Print all records exactly, leaving nothing out.

####

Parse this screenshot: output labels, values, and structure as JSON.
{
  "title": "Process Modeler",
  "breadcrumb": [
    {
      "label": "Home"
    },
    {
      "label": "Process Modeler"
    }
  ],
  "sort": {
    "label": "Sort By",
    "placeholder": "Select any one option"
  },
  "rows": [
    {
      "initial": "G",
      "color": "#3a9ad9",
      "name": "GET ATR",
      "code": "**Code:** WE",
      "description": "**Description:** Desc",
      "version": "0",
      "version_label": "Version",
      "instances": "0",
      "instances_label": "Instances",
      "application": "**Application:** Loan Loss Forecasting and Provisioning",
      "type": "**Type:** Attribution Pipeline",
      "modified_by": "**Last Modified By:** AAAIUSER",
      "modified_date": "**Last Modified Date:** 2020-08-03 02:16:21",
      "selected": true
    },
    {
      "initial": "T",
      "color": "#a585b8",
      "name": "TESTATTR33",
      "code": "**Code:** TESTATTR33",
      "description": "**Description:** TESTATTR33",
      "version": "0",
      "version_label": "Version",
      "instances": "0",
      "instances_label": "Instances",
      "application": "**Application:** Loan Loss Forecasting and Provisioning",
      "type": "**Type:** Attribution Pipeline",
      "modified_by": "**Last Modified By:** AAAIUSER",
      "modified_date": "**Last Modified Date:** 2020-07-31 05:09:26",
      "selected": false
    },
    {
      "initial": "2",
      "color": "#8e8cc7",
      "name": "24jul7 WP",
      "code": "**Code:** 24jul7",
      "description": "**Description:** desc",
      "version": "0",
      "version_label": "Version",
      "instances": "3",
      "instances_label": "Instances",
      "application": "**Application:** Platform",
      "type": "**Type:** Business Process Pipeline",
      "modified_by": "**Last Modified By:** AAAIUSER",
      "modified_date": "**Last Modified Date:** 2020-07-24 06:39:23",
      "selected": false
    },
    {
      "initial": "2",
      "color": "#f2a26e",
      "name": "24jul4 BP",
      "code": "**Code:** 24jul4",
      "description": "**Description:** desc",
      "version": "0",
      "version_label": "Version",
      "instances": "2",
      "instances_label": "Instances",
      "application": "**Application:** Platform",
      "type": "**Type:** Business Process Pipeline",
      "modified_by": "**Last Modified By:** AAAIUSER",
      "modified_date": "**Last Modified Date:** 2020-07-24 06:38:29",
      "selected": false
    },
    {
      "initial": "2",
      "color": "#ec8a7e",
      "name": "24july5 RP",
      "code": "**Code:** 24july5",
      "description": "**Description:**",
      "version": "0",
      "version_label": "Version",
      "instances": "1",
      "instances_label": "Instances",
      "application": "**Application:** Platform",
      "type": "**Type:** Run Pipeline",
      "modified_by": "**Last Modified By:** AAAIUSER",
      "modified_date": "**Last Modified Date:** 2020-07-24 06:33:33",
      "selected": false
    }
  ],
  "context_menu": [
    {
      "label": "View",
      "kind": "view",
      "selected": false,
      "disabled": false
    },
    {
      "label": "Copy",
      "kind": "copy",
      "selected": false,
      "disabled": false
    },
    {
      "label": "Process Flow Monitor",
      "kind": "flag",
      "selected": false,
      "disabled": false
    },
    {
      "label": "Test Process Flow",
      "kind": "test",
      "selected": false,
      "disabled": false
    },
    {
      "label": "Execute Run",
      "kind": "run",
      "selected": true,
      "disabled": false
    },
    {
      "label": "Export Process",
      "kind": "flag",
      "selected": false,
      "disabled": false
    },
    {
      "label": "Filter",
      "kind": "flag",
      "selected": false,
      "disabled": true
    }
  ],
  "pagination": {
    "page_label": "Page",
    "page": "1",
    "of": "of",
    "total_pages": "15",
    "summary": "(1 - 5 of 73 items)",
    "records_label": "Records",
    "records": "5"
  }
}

####

Answer to the exercise:
Parse this screenshot: output labels, values, and structure as JSON.
{
  "title": "Process Modeler",
  "breadcrumb": [
    {
      "label": "Home"
    },
    {
      "label": "Process Modeler"
    }
  ],
  "sort": {
    "label": "Sort By",
    "placeholder": "Select any one option"
  },
  "rows": [
    {
      "initial": "G",
      "color": "#3a9ad9",
      "name": "GET ATR",
      "code": "**Code:** WE",
      "description": "**Description:** Desc",
      "version": "0",
      "version_label": "Version",
      "instances": "0",
      "instances_label": "Instances",
      "application": "**Application:** Loan Loss Forecasting and Provisioning",
      "type": "**Type:** Attribution Pipeline",
      "modified_by": "**Last Modified By:** AAAIUSER",
      "modified_date": "**Last Modified Date:** 2020-08-03 02:16:21",
      "selected": true
    },
    {
      "initial": "T",
      "color": "#a585b8",
      "name": "TESTATTR33",
      "code": "**Code:** TESTATTR33",
      "description": "**Description:** TESTATTR33",
      "version": "0",
      "version_label": "Version",
      "instances": "0",
      "instances_label": "Instances",
      "application": "**Application:** Loan Loss Forecasting and Provisioning",
      "type": "**Type:** Attribution Pipeline",
      "modified_by": "**Last Modified By:** AAAIUSER",
      "modified_date": "**Last Modified Date:** 2020-07-31 05:09:26",
      "selected": false
    },
    {
      "initial": "2",
      "color": "#8e8cc7",
      "name": "24jul7 WP",
      "code": "**Code:** 24jul7",
      "description": "**Description:** desc",
      "version": "0",
      "version_label": "Version",
      "instances": "3",
      "instances_label": "Instances",
      "application": "**Application:** Platform",
      "type": "**Type:** Business Process Pipeline",
      "modified_by": "**Last Modified By:** AAAIUSER",
      "modified_date": "**Last Modified Date:** 2020-07-24 06:39:23",
      "selected": false
    },
    {
      "initial": "2",
      "color": "#f2a26e",
      "name": "24jul4 BP",
      "code": "**Code:** 24jul4",
      "description": "**Description:** desc",
      "version": "0",
      "version_label": "Version",
      "instances": "2",
      "instances_label": "Instances",
      "application": "**Application:** Platform",
      "type": "**Type:** Business Process Pipeline",
      "modified_by": "**Last Modified By:** AAAIUSER",
      "modified_date": "**Last Modified Date:** 2020-07-24 06:38:29",
      "selected": false
    },
    {
      "initial": "2",
      "color": "#ec8a7e",
      "name": "24july5 RP",
      "code": "**Code:** 24july5",
      "description": "**Description:**",
      "version": "0",
      "version_label": "Version",
      "instances": "1",
      "instances_label": "Instances",
      "application": "**Application:** Platform",
      "type": "**Type:** Run Pipeline",
      "modified_by": "**Last Modified By:** AAAIUSER",
      "modified_date": "**Last Modified Date:** 2020-07-24 06:33:33",
      "selected": false
    }
  ],
  "context_menu": [
    {
      "label": "View",
      "kind": "view",
      "selected": false,
      "disabled": false
    },
    {
      "label": "Copy",
      "kind": "copy",
      "selected": false,
      "disabled": false
    },
    {
      "label": "Process Flow Monitor",
      "kind": "flag",
      "selected": false,
      "disabled": false
    },
    {
      "label": "Test Process Flow",
      "kind": "test",
      "selected": false,
      "disabled": false
    },
    {
      "label": "Execute Run",
      "kind": "run",
      "selected": true,
      "disabled": false
    },
    {
      "label": "Export Process",
      "kind": "flag",
      "selected": false,
      "disabled": false
    },
    {
      "label": "Filter",
      "kind": "flag",
      "selected": false,
      "disabled": true
    }
  ],
  "pagination": {
    "page_label": "Page",
    "page": "1",
    "of": "of",
    "total_pages": "15",
    "summary": "(1 - 5 of 73 items)",
    "records_label": "Records",
    "records": "5"
  }
}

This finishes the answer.